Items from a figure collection
□ □ □
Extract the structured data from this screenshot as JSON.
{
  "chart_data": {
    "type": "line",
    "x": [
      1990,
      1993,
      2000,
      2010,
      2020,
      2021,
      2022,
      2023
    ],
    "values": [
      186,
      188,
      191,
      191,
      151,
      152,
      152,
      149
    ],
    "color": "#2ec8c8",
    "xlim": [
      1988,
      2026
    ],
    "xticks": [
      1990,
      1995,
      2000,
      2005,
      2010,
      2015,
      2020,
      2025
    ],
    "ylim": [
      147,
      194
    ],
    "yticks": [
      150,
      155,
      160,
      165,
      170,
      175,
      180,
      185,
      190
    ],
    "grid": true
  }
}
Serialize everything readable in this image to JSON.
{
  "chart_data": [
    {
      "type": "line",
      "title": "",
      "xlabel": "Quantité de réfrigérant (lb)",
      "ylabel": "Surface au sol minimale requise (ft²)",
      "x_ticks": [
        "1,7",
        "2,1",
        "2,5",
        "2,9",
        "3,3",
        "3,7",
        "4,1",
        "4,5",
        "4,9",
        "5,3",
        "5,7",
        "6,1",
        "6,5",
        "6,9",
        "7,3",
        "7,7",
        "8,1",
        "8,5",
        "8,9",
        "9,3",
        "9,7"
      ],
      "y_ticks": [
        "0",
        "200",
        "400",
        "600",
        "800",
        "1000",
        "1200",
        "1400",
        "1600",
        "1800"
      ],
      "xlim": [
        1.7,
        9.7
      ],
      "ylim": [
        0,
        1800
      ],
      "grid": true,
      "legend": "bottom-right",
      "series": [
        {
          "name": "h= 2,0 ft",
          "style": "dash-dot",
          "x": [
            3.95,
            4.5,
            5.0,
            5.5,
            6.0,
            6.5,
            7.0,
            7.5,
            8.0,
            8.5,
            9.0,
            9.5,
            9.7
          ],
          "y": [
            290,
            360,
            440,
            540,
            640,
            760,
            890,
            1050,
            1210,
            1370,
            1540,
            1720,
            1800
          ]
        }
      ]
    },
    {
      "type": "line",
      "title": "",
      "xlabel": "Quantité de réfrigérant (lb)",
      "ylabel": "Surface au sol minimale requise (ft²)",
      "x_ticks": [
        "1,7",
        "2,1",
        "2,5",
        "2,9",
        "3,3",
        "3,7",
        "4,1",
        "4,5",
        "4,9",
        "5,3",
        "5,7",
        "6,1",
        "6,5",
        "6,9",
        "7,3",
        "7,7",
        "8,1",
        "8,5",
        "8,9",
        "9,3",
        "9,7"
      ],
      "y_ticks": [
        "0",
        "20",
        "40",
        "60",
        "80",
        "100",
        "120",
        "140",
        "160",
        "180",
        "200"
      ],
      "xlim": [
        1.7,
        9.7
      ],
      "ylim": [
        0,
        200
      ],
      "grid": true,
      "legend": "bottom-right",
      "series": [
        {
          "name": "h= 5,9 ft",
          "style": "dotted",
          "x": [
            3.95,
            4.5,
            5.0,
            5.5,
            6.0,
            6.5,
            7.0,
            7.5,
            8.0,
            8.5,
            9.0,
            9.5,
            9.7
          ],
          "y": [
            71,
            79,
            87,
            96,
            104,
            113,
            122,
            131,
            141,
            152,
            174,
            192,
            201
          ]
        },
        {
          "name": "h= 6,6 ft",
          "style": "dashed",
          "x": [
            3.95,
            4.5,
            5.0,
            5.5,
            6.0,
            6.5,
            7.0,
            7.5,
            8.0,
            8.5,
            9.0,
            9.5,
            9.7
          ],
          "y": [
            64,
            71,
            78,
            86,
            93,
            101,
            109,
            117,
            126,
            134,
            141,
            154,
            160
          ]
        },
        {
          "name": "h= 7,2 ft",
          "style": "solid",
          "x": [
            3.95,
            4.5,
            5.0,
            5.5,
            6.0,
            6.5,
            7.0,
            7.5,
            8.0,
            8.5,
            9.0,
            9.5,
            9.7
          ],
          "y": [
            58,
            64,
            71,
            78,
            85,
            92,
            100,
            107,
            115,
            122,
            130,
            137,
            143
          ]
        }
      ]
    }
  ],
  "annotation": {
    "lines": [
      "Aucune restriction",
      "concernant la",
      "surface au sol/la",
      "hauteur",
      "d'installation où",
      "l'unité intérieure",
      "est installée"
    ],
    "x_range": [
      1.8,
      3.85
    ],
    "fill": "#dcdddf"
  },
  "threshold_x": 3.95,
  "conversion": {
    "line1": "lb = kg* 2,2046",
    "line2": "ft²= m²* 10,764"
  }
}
□ □ □
Write out every entry exactly as given.

*WRITTEN SOLUTION*.
Extract the structured data from this screenshot as JSON.
{
  "chart_data": {
    "type": "line",
    "x": [
      1990,
      1993,
      2000,
      2010,
      2020,
      2021,
      2022,
      2023
    ],
    "values": [
      186,
      188,
      191,
      191,
      151,
      152,
      152,
      149
    ],
    "color": "#2ec8c8",
    "xlim": [
      1988,
      2026
    ],
    "xticks": [
      1990,
      1995,
      2000,
      2005,
      2010,
      2015,
      2020,
      2025
    ],
    "ylim": [
      147,
      194
    ],
    "yticks": [
      150,
      155,
      160,
      165,
      170,
      175,
      180,
      185,
      190
    ],
    "grid": true
  }
}
Serialize everything readable in this image to JSON.
{
  "chart_data": [
    {
      "type": "line",
      "title": "",
      "xlabel": "Quantité de réfrigérant (lb)",
      "ylabel": "Surface au sol minimale requise (ft²)",
      "x_ticks": [
        "1,7",
        "2,1",
        "2,5",
        "2,9",
        "3,3",
        "3,7",
        "4,1",
        "4,5",
        "4,9",
        "5,3",
        "5,7",
        "6,1",
        "6,5",
        "6,9",
        "7,3",
        "7,7",
        "8,1",
        "8,5",
        "8,9",
        "9,3",
        "9,7"
      ],
      "y_ticks": [
        "0",
        "200",
        "400",
        "600",
        "800",
        "1000",
        "1200",
        "1400",
        "1600",
        "1800"
      ],
      "xlim": [
        1.7,
        9.7
      ],
      "ylim": [
        0,
        1800
      ],
      "grid": true,
      "legend": "bottom-right",
      "series": [
        {
          "name": "h= 2,0 ft",
          "style": "dash-dot",
          "x": [
            3.95,
            4.5,
            5.0,
            5.5,
            6.0,
            6.5,
            7.0,
            7.5,
            8.0,
            8.5,
            9.0,
            9.5,
            9.7
          ],
          "y": [
            290,
            360,
            440,
            540,
            640,
            760,
            890,
            1050,
            1210,
            1370,
            1540,
            1720,
            1800
          ]
        }
      ]
    },
    {
      "type": "line",
      "title": "",
      "xlabel": "Quantité de réfrigérant (lb)",
      "ylabel": "Surface au sol minimale requise (ft²)",
      "x_ticks": [
        "1,7",
        "2,1",
        "2,5",
        "2,9",
        "3,3",
        "3,7",
        "4,1",
        "4,5",
        "4,9",
        "5,3",
        "5,7",
        "6,1",
        "6,5",
        "6,9",
        "7,3",
        "7,7",
        "8,1",
        "8,5",
        "8,9",
        "9,3",
        "9,7"
      ],
      "y_ticks": [
        "0",
        "20",
        "40",
        "60",
        "80",
        "100",
        "120",
        "140",
        "160",
        "180",
        "200"
      ],
      "xlim": [
        1.7,
        9.7
      ],
      "ylim": [
        0,
        200
      ],
      "grid": true,
      "legend": "bottom-right",
      "series": [
        {
          "name": "h= 5,9 ft",
          "style": "dotted",
          "x": [
            3.95,
            4.5,
            5.0,
            5.5,
            6.0,
            6.5,
            7.0,
            7.5,
            8.0,
            8.5,
            9.0,
            9.5,
            9.7
          ],
          "y": [
            71,
            79,
            87,
            96,
            104,
            113,
            122,
            131,
            141,
            152,
            174,
            192,
            201
          ]
        },
        {
          "name": "h= 6,6 ft",
          "style": "dashed",
          "x": [
            3.95,
            4.5,
            5.0,
            5.5,
            6.0,
            6.5,
            7.0,
            7.5,
            8.0,
            8.5,
            9.0,
            9.5,
            9.7
          ],
          "y": [
            64,
            71,
            78,
            86,
            93,
            101,
            109,
            117,
            126,
            134,
            141,
            154,
            160
          ]
        },
        {
          "name": "h= 7,2 ft",
          "style": "solid",
          "x": [
            3.95,
            4.5,
            5.0,
            5.5,
            6.0,
            6.5,
            7.0,
            7.5,
            8.0,
            8.5,
            9.0,
            9.5,
            9.7
          ],
          "y": [
            58,
            64,
            71,
            78,
            85,
            92,
            100,
            107,
            115,
            122,
            130,
            137,
            143
          ]
        }
      ]
    }
  ],
  "annotation": {
    "lines": [
      "Aucune restriction",
      "concernant la",
      "surface au sol/la",
      "hauteur",
      "d'installation où",
      "l'unité intérieure",
      "est installée"
    ],
    "x_range": [
      1.8,
      3.85
    ],
    "fill": "#dcdddf"
  },
  "threshold_x": 3.95,
  "conversion": {
    "line1": "lb = kg* 2,2046",
    "line2": "ft²= m²* 10,764"
  }
}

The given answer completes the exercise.